EXTRACTO DE PÁGINA:
—————

Sin duda, la sabiduría y la magia que se atribuye a los Reyes Magos se haya necesariamente en relación con carácter enigmático, mistérico, de lo allí sucedido. Mateo lo narra así:

«La concepción de Jesucristo fue así: Estando desposada María, su madre, con José, antes de que conviviesen, se halló haber concebido María del Espíritu Santo. José, su esposo, siendo justo, no quiso denunciarla y resolvió repudiarla en secreto. Mientras reflexionaba sobre esto, he aquí que se le apareció en sueños un ángel del señor y le dijo: José, hijo de David, no temas recibir en tu casa a María, tu esposa, pues lo concebido en ella es obra del Espíritu Santo. Dará a luz un hijo, a quien pondrás por nombre Jesús, porque salvará a su pueblo de sus pecados. Todo esto sucedió para que se cumpliese lo que el Señor había anunciado por el profeta, que dice:
He aquí que una virgen concebirá y parirá un hijo, y se le pondrá por nombre “Emmanuel”, que quiere decir “Dios con nosotros”.
«Al despertar José de su sueño hizo como el ángel del Señor le había mandado, recibiendo en casa a su esposa la cual, sin que él antes la conociese, dio a luz un hijo, y le puso por nombre Jesús.»
(Mateo 1, 18-25) (10)

Por su parte, Lucas lo cuenta en los siguientes términos:

«En el mes sexto fue enviado el ángel Gabriel de parte de Dios a una ciudad de Galilea llamada Nazaret, a una virgen desposada con un varón de nombre José, de la casa de David; el nombre de la virgen era María. Y presentándose a ella, le dijo: “Salve, llena de gracia, el Señor es contigo”. Ella se turbó al oír estas palabras y discurría qué podría significar aquella salutación. El ángel le dijo: “No temas, María, porque has hallado gracia delante de Dios, y concebirás en tu seno y darás a luz un hijo, a quien pondrás por nombre Jesús. El será grande y llamado Hijo del Altísimo, y le dará el Señor Dios el trono de David, su padre, y reinará en la casa de Jacob por los siglos, y su reino no tendrá fin”.
«Dijo María al ángel: “¿Cómo podrá ser esto, pues yo no conozco varón?” El ángel le contestó y dijo: “El Espíritu Santo vendrá sobre ti, y la virtud del Altísimo te cubrirá con su sombra, y por esto el hijo engendrado será santo, será llamado Hijo de Dios. E Isabel, tu parienta, también ha concebido un hijo en su vejez, y éste es ya el mes sexto de la que era estéril, porque nada hay imposible para Dios”. Dijo María: “He aquí la sierva del Señor; hágase en mí según tu palabra”. Y se fue de ella el ángel.»
(Lucas 1, 26-38) (11)

—————

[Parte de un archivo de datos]
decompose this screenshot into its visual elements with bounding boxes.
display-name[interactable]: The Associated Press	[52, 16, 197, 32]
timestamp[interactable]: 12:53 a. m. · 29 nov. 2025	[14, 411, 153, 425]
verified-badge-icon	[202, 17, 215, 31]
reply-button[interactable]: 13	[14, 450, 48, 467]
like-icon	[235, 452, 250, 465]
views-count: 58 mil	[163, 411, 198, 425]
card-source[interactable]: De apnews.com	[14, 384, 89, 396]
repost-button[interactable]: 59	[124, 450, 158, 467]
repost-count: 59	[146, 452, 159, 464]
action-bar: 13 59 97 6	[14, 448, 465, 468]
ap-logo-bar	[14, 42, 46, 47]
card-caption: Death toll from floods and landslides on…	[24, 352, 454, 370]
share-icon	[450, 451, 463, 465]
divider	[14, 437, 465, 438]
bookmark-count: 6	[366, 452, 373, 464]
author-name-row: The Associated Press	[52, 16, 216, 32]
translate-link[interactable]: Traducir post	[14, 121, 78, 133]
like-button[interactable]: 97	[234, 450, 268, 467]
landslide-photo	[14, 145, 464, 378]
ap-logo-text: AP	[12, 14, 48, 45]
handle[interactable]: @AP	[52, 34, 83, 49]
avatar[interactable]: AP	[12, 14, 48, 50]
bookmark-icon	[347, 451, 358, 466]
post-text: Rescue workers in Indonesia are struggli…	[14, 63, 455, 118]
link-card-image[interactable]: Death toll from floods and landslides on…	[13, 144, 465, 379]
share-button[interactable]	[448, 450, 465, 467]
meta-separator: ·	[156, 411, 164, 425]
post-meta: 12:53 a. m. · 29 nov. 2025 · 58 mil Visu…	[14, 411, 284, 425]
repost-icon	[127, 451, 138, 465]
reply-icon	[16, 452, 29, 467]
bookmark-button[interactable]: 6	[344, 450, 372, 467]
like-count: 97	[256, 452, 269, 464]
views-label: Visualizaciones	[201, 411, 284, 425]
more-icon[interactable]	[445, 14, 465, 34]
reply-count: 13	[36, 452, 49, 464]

—————

PROBLEMA BREVE 1: Extraiga de los registros, sin alterarlas, las líneas que van desde el inicio hasta la que contiene "384, 89, 396]", ambas incluidas.
PROBLEMA BREVE 2: Prosiga el extracto sobre los relatos evangélicos de la concepción de Jesús a partir del punto en que se detiene.

RESULTADO ESPERADO 1:
decompose this screenshot into its visual elements with bounding boxes.
display-name[interactable]: The Associated Press	[52, 16, 197, 32]
timestamp[interactable]: 12:53 a. m. · 29 nov. 2025	[14, 411, 153, 425]
verified-badge-icon	[202, 17, 215, 31]
reply-button[interactable]: 13	[14, 450, 48, 467]
like-icon	[235, 452, 250, 465]
views-count: 58 mil	[163, 411, 198, 425]
card-source[interactable]: De apnews.com	[14, 384, 89, 396]

RESULTADO ESPERADO 2:
En ambos casos un ángel comparece como quien transmite la voluntad de Dios. Una voluntad que, siendo la misma, se enuncia de manera diferente para José y para María. José, a quien el ángel se aparece en sueños, es convocado como aquel a quien corresponderá aceptar a María por esposa a pesar de lo insólito de su embarazo y así, igualmente, reconocer a su hijo, dándole el nombre de Jesús. María, en cambio, recibe el mensaje de manera más directa: ningún sueño es necesario, el ángel Gabriel se le hace presente en la vigilia comunicándole que, por estar en gracia de Dios, concebirá en su seno y dará a luz un hijo.


Francisco de Zurbarán, La Anunciación, 1658,
Philadelphia Museum of Art, Filadelfia

Algo, pues, asombroso había sucedido: una virgen por Dios embarazada. De ello sabían tanto José -en la narración de Mateo- como María -en la de Lucas-, y si ambos sabían que el otro lo sabía, nada indica, en ninguna de las dos narraciones, que se comunicaran su mutuo saber: como si aquello -tal y como decía San Agustín del tiempo (12) y por, ende, de la eternidad de Dios-, sólo pudieran saberlo si nadie les preguntaba, si a nadie tuvieran que explicarlo, mas como si no lo supieran cuando les fuera preguntado.

La sorpresa, la intensa extrañeza ante el acontecimiento que en el cuerpo de María tenía lugar embargaba pues igualmente a una como a otro. Lo que se manifiesta bien tanto en el hecho de que José, sabedor de no haber poseído todavía a su mujer, se hallaba dispuesto a repudiarla –mas en secreto, porque era justo-, como, sobre todo, en la sencillez de la pregunta que María dirige al ángel: ¿Cómo podrá ser esto, si yo no conozco varón?

He ahí, pues, el núcleo del misterio -en el doble sentido de la palabra: que designa así a la vez lo incógnito y lo sagrado-, y, en esa misma medida, uno de los puntos de ignición de Los Evangelios: el lugar de una opacidad que se resiste al buen orden de la razón positiva y pragmática. Allí se designa algo de lo que, a la vez, se dice que no puede ser entendido: la encarnación de la palabra en el cuerpo de la mujer.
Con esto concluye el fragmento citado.